GIVEN REQUEST: Extract each record and reproduce it exactly.

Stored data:
□ □ □ □
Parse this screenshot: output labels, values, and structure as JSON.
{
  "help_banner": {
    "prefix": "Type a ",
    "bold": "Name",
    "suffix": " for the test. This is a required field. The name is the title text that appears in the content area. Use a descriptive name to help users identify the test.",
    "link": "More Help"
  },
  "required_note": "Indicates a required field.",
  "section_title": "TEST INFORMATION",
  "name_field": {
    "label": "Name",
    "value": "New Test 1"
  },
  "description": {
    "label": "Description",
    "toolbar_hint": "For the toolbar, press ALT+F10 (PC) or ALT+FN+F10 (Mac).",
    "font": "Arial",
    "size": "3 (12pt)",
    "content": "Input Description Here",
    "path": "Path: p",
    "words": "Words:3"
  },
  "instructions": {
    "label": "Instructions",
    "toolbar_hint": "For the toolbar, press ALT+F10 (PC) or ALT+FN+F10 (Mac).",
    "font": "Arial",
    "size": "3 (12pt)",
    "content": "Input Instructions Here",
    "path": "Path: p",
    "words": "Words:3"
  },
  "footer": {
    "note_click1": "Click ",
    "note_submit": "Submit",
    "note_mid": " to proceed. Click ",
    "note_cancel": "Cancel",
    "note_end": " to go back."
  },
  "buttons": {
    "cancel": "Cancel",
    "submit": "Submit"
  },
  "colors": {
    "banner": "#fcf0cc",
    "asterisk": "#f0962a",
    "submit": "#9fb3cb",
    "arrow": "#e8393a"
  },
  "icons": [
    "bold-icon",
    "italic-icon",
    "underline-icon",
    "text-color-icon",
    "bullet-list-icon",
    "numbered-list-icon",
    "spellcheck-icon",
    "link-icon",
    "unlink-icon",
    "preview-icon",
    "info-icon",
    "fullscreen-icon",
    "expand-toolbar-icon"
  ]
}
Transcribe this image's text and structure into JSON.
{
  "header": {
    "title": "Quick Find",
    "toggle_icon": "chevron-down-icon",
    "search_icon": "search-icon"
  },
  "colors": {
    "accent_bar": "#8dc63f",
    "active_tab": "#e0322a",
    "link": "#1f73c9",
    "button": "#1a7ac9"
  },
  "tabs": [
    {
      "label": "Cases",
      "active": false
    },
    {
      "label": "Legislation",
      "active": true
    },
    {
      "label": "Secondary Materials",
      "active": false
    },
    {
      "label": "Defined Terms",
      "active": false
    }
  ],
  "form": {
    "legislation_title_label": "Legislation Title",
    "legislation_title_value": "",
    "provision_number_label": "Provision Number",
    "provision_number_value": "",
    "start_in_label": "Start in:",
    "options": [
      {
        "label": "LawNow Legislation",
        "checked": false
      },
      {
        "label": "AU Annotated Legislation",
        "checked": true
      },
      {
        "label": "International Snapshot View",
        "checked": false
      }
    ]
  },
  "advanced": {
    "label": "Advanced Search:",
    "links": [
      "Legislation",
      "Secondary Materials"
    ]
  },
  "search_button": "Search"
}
□ □ □ □
RESPONSE TO THE EXERCISE:
Parse this screenshot: output labels, values, and structure as JSON.
{
  "help_banner": {
    "prefix": "Type a ",
    "bold": "Name",
    "suffix": " for the test. This is a required field. The name is the title text that appears in the content area. Use a descriptive name to help users identify the test.",
    "link": "More Help"
  },
  "required_note": "Indicates a required field.",
  "section_title": "TEST INFORMATION",
  "name_field": {
    "label": "Name",
    "value": "New Test 1"
  },
  "description": {
    "label": "Description",
    "toolbar_hint": "For the toolbar, press ALT+F10 (PC) or ALT+FN+F10 (Mac).",
    "font": "Arial",
    "size": "3 (12pt)",
    "content": "Input Description Here",
    "path": "Path: p",
    "words": "Words:3"
  },
  "instructions": {
    "label": "Instructions",
    "toolbar_hint": "For the toolbar, press ALT+F10 (PC) or ALT+FN+F10 (Mac).",
    "font": "Arial",
    "size": "3 (12pt)",
    "content": "Input Instructions Here",
    "path": "Path: p",
    "words": "Words:3"
  },
  "footer": {
    "note_click1": "Click ",
    "note_submit": "Submit",
    "note_mid": " to proceed. Click ",
    "note_cancel": "Cancel",
    "note_end": " to go back."
  },
  "buttons": {
    "cancel": "Cancel",
    "submit": "Submit"
  },
  "colors": {
    "banner": "#fcf0cc",
    "asterisk": "#f0962a",
    "submit": "#9fb3cb",
    "arrow": "#e8393a"
  },
  "icons": [
    "bold-icon",
    "italic-icon",
    "underline-icon",
    "text-color-icon",
    "bullet-list-icon",
    "numbered-list-icon",
    "spellcheck-icon",
    "link-icon",
    "unlink-icon",
    "preview-icon",
    "info-icon",
    "fullscreen-icon",
    "expand-toolbar-icon"
  ]
}
Transcribe this image's text and structure into JSON.
{
  "header": {
    "title": "Quick Find",
    "toggle_icon": "chevron-down-icon",
    "search_icon": "search-icon"
  },
  "colors": {
    "accent_bar": "#8dc63f",
    "active_tab": "#e0322a",
    "link": "#1f73c9",
    "button": "#1a7ac9"
  },
  "tabs": [
    {
      "label": "Cases",
      "active": false
    },
    {
      "label": "Legislation",
      "active": true
    },
    {
      "label": "Secondary Materials",
      "active": false
    },
    {
      "label": "Defined Terms",
      "active": false
    }
  ],
  "form": {
    "legislation_title_label": "Legislation Title",
    "legislation_title_value": "",
    "provision_number_label": "Provision Number",
    "provision_number_value": "",
    "start_in_label": "Start in:",
    "options": [
      {
        "label": "LawNow Legislation",
        "checked": false
      },
      {
        "label": "AU Annotated Legislation",
        "checked": true
      },
      {
        "label": "International Snapshot View",
        "checked": false
      }
    ]
  },
  "advanced": {
    "label": "Advanced Search:",
    "links": [
      "Legislation",
      "Secondary Materials"
    ]
  },
  "search_button": "Search"
}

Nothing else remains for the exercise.